(WORK INSTRUCTIONS):
Output every entry exactly as written, skipping any pictures.

[Chart and figure data]

§

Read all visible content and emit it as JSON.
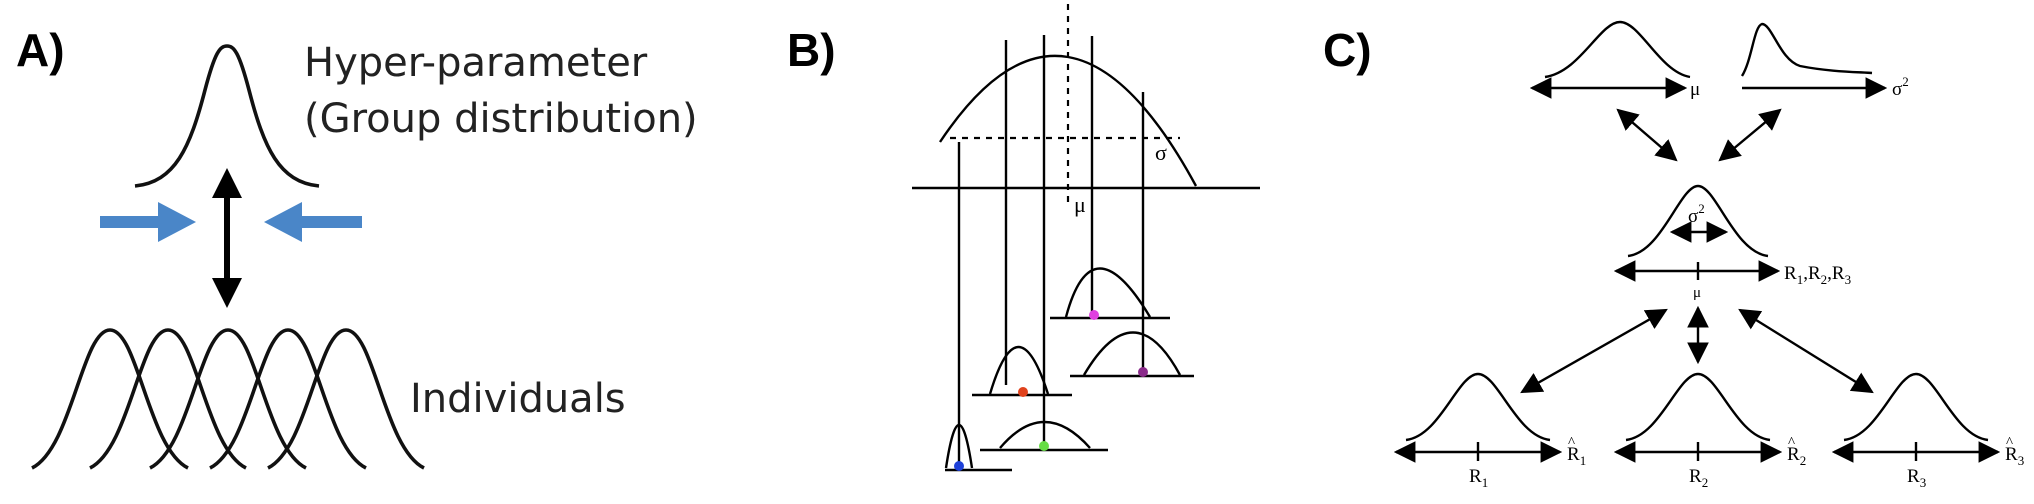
{
  "panel_a": {
    "letter": "A)",
    "title_line1": "Hyper-parameter",
    "title_line2": "(Group distribution)",
    "individuals_label": "Individuals",
    "arrow_color": "#4a86c8"
  },
  "panel_b": {
    "letter": "B)",
    "sigma_label": "σ",
    "mu_label": "μ",
    "dot_colors": [
      "#1e40d8",
      "#e0421c",
      "#66dd44",
      "#e040e0",
      "#8a2a8a"
    ]
  },
  "panel_c": {
    "letter": "C)",
    "mu_axis_label": "μ",
    "sigma2_axis_label": "σ",
    "sigma2_axis_sup": "2",
    "center_sigma_label": "σ",
    "center_sigma_sup": "2",
    "center_axis_label": "R",
    "center_axis_subs": [
      "1",
      "2",
      "3"
    ],
    "center_mu_label": "μ",
    "bottom": [
      {
        "tick_label": "R",
        "sub": "1",
        "end_label": "R",
        "end_sub": "1",
        "hat": "^"
      },
      {
        "tick_label": "R",
        "sub": "2",
        "end_label": "R",
        "end_sub": "2",
        "hat": "^"
      },
      {
        "tick_label": "R",
        "sub": "3",
        "end_label": "R",
        "end_sub": "3",
        "hat": "^"
      }
    ]
  }
}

§

(FULL RESPONSE):
Read all visible content and emit it as JSON.
{
  "panel_a": {
    "letter": "A)",
    "title_line1": "Hyper-parameter",
    "title_line2": "(Group distribution)",
    "individuals_label": "Individuals",
    "arrow_color": "#4a86c8"
  },
  "panel_b": {
    "letter": "B)",
    "sigma_label": "σ",
    "mu_label": "μ",
    "dot_colors": [
      "#1e40d8",
      "#e0421c",
      "#66dd44",
      "#e040e0",
      "#8a2a8a"
    ]
  },
  "panel_c": {
    "letter": "C)",
    "mu_axis_label": "μ",
    "sigma2_axis_label": "σ",
    "sigma2_axis_sup": "2",
    "center_sigma_label": "σ",
    "center_sigma_sup": "2",
    "center_axis_label": "R",
    "center_axis_subs": [
      "1",
      "2",
      "3"
    ],
    "center_mu_label": "μ",
    "bottom": [
      {
        "tick_label": "R",
        "sub": "1",
        "end_label": "R",
        "end_sub": "1",
        "hat": "^"
      },
      {
        "tick_label": "R",
        "sub": "2",
        "end_label": "R",
        "end_sub": "2",
        "hat": "^"
      },
      {
        "tick_label": "R",
        "sub": "3",
        "end_label": "R",
        "end_sub": "3",
        "hat": "^"
      }
    ]
  }
}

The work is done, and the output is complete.